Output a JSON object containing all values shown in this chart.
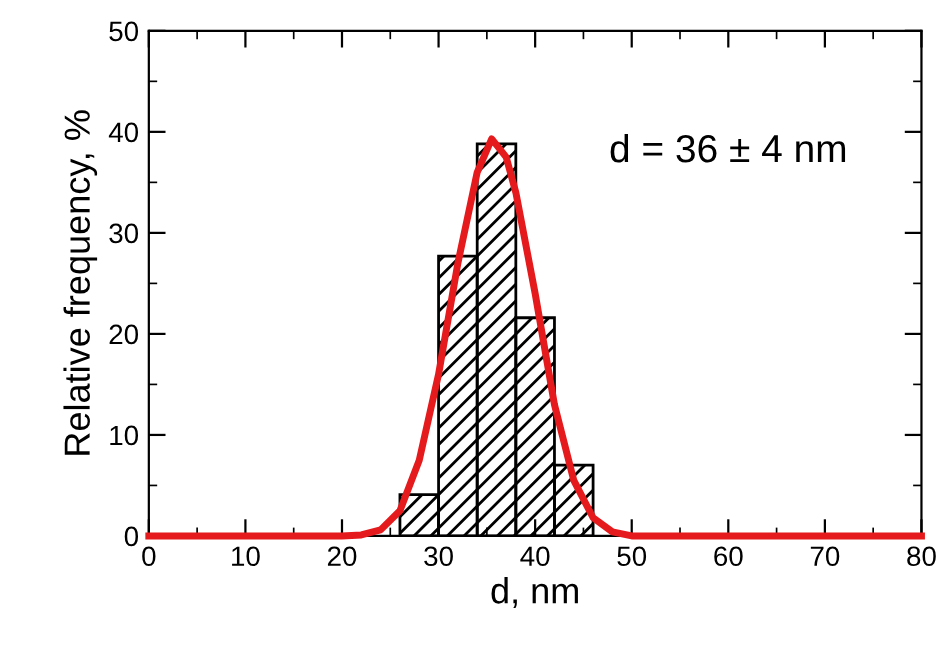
{
  "chart_data": {
    "type": "histogram",
    "xlabel": "d, nm",
    "ylabel": "Relative frequency, %",
    "bins": [
      26,
      30,
      34,
      38,
      42,
      46
    ],
    "values": [
      4.1,
      27.7,
      38.8,
      21.6,
      7.0
    ],
    "series": [
      {
        "type": "line",
        "color": "#e41a1c",
        "x": [
          0,
          20,
          22,
          24,
          26,
          28,
          30,
          32,
          34,
          35.5,
          37,
          38,
          40,
          42,
          44,
          46,
          48,
          50,
          80
        ],
        "values": [
          0,
          0,
          0.1,
          0.6,
          2.5,
          7.5,
          16,
          27,
          36,
          39.3,
          37.5,
          34,
          24,
          13,
          5.5,
          1.8,
          0.4,
          0,
          0
        ]
      }
    ],
    "xlim": [
      0,
      80
    ],
    "xticks": [
      0,
      10,
      20,
      30,
      40,
      50,
      60,
      70,
      80
    ],
    "ylim": [
      0,
      50
    ],
    "yticks": [
      0,
      10,
      20,
      30,
      40,
      50
    ],
    "annotations": [
      "d = 36 ± 4 nm"
    ],
    "grid": false,
    "legend": false
  }
}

(EXERCISE DESCRIPTION)
Check each line above for "values" and return the ones that have it.

(ANSWER BELOW)
Output a JSON object containing all values shown in this chart.
    "values": [
        "values": [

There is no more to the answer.